» Task to complete: Every line below that holds the string "Sharma" should be copied out.

» Data provided:

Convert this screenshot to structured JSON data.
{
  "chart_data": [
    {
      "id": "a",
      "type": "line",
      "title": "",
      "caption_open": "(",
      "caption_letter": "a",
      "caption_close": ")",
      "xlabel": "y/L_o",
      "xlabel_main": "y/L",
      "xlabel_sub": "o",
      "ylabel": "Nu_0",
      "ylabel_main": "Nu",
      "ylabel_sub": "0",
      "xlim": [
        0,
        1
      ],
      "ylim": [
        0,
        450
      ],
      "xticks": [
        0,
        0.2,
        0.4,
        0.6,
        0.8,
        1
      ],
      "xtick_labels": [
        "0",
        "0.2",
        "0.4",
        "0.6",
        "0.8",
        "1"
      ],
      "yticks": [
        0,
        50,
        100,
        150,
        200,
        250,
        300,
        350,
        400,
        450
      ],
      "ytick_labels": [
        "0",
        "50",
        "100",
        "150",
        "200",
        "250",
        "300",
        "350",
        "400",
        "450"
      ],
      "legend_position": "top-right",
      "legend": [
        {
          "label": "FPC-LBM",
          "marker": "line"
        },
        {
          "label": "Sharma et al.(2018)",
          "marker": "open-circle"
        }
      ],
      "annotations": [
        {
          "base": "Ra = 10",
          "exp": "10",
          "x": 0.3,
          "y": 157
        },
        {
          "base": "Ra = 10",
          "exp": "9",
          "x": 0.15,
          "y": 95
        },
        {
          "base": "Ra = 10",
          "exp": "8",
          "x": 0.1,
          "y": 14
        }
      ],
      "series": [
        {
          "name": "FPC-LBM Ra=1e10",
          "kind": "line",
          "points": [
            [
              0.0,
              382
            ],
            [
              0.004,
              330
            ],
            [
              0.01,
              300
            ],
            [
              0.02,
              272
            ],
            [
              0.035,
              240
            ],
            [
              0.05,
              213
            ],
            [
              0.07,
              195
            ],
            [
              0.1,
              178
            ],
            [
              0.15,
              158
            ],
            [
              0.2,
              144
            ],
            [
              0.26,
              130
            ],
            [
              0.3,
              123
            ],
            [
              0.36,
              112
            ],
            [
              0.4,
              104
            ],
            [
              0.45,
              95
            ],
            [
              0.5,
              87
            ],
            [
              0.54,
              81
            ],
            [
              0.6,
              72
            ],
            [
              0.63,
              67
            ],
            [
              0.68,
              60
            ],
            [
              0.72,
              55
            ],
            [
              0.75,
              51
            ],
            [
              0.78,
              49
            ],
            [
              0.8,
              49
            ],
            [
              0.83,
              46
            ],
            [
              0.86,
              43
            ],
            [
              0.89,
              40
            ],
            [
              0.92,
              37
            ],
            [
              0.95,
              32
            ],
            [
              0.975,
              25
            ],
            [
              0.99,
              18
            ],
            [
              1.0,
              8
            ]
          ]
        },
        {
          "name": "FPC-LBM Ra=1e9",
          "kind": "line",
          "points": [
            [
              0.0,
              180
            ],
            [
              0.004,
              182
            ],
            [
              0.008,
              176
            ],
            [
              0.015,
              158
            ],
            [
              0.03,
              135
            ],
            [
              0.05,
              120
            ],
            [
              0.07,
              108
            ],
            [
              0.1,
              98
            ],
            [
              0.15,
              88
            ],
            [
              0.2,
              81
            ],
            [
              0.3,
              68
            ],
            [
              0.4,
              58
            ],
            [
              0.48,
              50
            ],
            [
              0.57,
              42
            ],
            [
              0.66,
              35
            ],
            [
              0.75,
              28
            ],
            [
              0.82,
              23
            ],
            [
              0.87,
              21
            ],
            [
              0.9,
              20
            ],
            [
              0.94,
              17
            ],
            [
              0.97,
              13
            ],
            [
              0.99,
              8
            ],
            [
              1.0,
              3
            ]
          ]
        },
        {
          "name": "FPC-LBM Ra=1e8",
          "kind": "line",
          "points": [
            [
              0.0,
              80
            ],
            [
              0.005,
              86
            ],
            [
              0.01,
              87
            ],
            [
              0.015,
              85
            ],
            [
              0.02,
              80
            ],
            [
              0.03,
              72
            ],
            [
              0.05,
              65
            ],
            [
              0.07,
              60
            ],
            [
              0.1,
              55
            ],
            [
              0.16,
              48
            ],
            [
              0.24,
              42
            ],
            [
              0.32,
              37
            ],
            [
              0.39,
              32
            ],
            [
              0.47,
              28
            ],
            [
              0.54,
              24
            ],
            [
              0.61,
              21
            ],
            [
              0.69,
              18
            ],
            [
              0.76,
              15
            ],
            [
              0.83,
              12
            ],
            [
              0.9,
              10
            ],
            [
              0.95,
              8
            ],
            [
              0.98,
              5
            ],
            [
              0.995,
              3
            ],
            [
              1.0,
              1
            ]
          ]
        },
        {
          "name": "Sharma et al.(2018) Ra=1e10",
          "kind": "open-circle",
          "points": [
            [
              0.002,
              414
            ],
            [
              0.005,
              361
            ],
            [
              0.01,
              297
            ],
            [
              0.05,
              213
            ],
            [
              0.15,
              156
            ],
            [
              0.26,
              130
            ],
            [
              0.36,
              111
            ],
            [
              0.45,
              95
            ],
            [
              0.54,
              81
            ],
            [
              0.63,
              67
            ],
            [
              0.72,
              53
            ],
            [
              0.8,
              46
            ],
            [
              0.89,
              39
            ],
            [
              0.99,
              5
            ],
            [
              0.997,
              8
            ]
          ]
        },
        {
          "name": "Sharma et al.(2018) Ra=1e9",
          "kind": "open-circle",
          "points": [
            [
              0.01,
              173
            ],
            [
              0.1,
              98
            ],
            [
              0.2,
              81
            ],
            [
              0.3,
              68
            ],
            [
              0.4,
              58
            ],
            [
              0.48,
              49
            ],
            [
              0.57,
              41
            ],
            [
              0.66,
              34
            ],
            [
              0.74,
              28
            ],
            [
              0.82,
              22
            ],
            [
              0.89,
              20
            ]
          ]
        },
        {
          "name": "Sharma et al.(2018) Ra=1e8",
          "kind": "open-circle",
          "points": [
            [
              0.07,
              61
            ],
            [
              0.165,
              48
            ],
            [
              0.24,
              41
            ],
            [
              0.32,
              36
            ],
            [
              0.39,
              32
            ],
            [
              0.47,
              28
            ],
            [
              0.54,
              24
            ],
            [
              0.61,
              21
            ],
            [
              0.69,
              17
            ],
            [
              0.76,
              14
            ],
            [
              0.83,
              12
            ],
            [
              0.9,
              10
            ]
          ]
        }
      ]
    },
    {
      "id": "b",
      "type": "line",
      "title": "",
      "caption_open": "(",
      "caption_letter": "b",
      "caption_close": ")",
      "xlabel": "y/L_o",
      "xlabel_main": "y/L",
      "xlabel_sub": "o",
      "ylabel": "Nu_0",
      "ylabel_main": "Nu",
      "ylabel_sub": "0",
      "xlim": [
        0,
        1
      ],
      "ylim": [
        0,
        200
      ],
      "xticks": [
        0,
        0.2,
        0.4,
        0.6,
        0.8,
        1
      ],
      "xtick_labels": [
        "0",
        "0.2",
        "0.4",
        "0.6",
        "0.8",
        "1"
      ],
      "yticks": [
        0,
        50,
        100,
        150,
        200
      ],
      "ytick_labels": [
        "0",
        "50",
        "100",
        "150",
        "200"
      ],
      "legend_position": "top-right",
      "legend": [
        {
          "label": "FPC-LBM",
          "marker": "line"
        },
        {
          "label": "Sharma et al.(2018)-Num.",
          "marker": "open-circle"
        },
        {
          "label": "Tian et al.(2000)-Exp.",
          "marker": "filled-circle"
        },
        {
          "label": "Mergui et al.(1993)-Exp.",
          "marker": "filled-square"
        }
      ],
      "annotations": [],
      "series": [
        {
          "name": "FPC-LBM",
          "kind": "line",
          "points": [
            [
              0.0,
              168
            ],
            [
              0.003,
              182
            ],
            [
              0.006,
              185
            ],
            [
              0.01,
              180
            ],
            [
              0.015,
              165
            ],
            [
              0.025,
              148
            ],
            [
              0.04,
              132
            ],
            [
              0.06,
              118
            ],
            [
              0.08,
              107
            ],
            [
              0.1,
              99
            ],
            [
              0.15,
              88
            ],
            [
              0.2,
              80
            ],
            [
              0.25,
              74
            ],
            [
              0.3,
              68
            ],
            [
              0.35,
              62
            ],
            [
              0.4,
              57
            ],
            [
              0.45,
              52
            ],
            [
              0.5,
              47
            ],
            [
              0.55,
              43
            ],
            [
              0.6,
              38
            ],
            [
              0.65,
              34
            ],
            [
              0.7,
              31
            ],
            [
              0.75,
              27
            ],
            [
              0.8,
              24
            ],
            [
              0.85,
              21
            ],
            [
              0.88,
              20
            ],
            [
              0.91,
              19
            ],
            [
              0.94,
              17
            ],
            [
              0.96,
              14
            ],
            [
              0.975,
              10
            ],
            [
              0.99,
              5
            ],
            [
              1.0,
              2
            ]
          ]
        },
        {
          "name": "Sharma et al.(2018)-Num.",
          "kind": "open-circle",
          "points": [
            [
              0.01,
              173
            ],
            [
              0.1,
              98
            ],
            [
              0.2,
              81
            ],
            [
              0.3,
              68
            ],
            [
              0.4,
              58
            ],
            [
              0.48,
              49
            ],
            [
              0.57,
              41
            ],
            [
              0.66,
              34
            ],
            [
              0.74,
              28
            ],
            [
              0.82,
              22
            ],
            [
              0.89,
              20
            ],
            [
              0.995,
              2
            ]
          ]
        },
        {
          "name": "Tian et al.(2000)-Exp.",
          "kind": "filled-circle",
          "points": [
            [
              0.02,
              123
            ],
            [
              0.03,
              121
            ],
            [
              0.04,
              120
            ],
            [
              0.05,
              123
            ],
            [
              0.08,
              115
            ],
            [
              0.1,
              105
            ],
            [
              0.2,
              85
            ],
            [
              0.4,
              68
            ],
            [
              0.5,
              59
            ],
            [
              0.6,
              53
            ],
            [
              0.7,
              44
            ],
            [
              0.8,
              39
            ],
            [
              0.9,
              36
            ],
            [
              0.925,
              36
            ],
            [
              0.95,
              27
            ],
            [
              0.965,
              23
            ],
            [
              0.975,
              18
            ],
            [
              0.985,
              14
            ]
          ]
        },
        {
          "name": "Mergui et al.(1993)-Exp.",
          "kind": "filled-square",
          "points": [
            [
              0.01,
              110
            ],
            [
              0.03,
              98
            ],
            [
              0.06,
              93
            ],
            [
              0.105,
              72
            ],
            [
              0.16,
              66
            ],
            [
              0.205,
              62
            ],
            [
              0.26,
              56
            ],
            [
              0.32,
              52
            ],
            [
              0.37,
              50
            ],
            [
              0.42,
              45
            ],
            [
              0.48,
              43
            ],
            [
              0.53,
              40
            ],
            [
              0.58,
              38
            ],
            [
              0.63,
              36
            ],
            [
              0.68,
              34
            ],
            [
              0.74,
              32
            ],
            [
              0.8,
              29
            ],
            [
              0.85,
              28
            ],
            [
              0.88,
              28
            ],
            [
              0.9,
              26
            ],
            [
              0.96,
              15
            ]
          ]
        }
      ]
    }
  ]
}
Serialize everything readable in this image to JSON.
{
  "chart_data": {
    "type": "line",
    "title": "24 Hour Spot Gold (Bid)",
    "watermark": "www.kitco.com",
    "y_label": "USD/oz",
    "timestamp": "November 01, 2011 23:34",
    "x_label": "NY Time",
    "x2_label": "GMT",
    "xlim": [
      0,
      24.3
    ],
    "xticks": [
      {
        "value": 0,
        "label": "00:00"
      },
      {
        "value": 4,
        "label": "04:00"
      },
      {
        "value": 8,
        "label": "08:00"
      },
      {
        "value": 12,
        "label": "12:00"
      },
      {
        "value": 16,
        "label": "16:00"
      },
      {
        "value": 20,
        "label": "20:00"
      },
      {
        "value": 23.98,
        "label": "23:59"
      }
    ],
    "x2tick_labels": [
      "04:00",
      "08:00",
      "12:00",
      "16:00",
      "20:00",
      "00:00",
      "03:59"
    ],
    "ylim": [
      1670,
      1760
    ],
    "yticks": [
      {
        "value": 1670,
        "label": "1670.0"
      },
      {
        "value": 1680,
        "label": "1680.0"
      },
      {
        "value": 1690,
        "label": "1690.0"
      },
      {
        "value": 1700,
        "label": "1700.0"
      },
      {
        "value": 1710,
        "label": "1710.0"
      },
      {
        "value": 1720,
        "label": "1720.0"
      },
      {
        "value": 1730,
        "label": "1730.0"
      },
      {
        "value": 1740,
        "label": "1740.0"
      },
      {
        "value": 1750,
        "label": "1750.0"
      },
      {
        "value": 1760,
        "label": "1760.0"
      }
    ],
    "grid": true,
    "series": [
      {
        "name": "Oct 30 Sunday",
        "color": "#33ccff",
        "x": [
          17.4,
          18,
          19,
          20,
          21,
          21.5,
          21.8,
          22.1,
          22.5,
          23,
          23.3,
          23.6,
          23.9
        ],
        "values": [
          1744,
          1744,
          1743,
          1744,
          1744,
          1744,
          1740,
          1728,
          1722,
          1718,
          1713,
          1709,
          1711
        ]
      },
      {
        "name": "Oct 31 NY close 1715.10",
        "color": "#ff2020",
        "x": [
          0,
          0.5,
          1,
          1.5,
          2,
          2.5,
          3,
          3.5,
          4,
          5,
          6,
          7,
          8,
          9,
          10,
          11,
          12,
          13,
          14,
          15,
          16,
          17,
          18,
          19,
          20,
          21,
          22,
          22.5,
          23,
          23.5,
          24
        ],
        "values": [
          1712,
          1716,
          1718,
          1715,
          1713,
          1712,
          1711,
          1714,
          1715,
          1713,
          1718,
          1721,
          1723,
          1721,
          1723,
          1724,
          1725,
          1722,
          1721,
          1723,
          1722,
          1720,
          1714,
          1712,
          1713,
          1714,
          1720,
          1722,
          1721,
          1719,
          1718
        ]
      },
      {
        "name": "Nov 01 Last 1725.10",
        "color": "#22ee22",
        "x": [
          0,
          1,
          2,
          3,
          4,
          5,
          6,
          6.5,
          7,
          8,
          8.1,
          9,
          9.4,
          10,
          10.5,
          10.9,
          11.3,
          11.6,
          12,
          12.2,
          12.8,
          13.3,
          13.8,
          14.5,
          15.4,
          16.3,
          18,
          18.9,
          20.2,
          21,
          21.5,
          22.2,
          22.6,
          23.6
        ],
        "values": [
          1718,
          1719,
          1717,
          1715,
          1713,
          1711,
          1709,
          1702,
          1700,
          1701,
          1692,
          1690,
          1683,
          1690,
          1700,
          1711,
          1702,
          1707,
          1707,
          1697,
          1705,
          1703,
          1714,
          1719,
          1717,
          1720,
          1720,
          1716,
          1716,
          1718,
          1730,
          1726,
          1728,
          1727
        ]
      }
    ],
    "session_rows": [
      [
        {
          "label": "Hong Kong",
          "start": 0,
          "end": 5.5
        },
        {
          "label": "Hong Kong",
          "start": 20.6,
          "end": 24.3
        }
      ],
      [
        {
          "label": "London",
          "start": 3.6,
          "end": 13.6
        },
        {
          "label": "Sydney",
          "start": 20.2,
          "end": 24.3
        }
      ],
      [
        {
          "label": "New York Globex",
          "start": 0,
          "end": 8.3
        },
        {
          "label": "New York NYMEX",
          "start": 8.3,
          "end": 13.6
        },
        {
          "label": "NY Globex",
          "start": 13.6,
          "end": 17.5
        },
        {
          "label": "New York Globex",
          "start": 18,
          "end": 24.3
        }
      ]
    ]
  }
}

» Exercise answer:
          "label": "Sharma et al.(2018)",
          "name": "Sharma et al.(2018) Ra=1e10",
          "name": "Sharma et al.(2018) Ra=1e9",
          "name": "Sharma et al.(2018) Ra=1e8",
          "label": "Sharma et al.(2018)-Num.",
          "name": "Sharma et al.(2018)-Num.",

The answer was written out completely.